#### Data in this exercise:
================

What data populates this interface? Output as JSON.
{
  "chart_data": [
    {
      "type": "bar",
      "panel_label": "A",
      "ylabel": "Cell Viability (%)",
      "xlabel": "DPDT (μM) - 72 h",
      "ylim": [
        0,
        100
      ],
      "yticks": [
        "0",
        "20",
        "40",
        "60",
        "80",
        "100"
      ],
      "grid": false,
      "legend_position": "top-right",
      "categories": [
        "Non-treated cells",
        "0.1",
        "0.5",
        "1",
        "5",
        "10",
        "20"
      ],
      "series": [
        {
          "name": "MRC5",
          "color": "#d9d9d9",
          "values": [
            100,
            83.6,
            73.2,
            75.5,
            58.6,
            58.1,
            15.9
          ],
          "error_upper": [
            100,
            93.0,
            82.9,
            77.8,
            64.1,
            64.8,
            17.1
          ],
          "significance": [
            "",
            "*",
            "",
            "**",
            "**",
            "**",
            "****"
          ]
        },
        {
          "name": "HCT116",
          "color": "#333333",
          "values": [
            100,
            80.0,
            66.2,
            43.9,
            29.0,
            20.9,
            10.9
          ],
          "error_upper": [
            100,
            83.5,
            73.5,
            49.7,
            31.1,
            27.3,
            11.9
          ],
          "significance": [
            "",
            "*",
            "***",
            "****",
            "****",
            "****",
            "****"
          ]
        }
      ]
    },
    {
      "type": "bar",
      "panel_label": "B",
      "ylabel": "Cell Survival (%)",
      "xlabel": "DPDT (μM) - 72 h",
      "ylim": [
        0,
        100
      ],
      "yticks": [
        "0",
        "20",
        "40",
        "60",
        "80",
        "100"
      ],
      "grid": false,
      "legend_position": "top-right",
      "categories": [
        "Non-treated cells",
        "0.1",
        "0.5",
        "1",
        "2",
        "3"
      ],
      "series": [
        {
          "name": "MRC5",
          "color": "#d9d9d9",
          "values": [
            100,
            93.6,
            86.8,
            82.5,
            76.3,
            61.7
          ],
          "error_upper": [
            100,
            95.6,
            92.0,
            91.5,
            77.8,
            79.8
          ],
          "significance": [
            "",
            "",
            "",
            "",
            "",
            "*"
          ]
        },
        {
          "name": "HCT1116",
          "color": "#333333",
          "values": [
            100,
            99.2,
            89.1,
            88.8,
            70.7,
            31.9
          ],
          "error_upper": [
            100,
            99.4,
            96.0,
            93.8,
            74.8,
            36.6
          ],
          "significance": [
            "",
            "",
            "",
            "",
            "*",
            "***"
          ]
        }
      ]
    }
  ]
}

================

#### Directions for this task:
Line by line, retype the whole listing exactly.

#### Result for this exercise:
What data populates this interface? Output as JSON.
{
  "chart_data": [
    {
      "type": "bar",
      "panel_label": "A",
      "ylabel": "Cell Viability (%)",
      "xlabel": "DPDT (μM) - 72 h",
      "ylim": [
        0,
        100
      ],
      "yticks": [
        "0",
        "20",
        "40",
        "60",
        "80",
        "100"
      ],
      "grid": false,
      "legend_position": "top-right",
      "categories": [
        "Non-treated cells",
        "0.1",
        "0.5",
        "1",
        "5",
        "10",
        "20"
      ],
      "series": [
        {
          "name": "MRC5",
          "color": "#d9d9d9",
          "values": [
            100,
            83.6,
            73.2,
            75.5,
            58.6,
            58.1,
            15.9
          ],
          "error_upper": [
            100,
            93.0,
            82.9,
            77.8,
            64.1,
            64.8,
            17.1
          ],
          "significance": [
            "",
            "*",
            "",
            "**",
            "**",
            "**",
            "****"
          ]
        },
        {
          "name": "HCT116",
          "color": "#333333",
          "values": [
            100,
            80.0,
            66.2,
            43.9,
            29.0,
            20.9,
            10.9
          ],
          "error_upper": [
            100,
            83.5,
            73.5,
            49.7,
            31.1,
            27.3,
            11.9
          ],
          "significance": [
            "",
            "*",
            "***",
            "****",
            "****",
            "****",
            "****"
          ]
        }
      ]
    },
    {
      "type": "bar",
      "panel_label": "B",
      "ylabel": "Cell Survival (%)",
      "xlabel": "DPDT (μM) - 72 h",
      "ylim": [
        0,
        100
      ],
      "yticks": [
        "0",
        "20",
        "40",
        "60",
        "80",
        "100"
      ],
      "grid": false,
      "legend_position": "top-right",
      "categories": [
        "Non-treated cells",
        "0.1",
        "0.5",
        "1",
        "2",
        "3"
      ],
      "series": [
        {
          "name": "MRC5",
          "color": "#d9d9d9",
          "values": [
            100,
            93.6,
            86.8,
            82.5,
            76.3,
            61.7
          ],
          "error_upper": [
            100,
            95.6,
            92.0,
            91.5,
            77.8,
            79.8
          ],
          "significance": [
            "",
            "",
            "",
            "",
            "",
            "*"
          ]
        },
        {
          "name": "HCT1116",
          "color": "#333333",
          "values": [
            100,
            99.2,
            89.1,
            88.8,
            70.7,
            31.9
          ],
          "error_upper": [
            100,
            99.4,
            96.0,
            93.8,
            74.8,
            36.6
          ],
          "significance": [
            "",
            "",
            "",
            "",
            "*",
            "***"
          ]
        }
      ]
    }
  ]
}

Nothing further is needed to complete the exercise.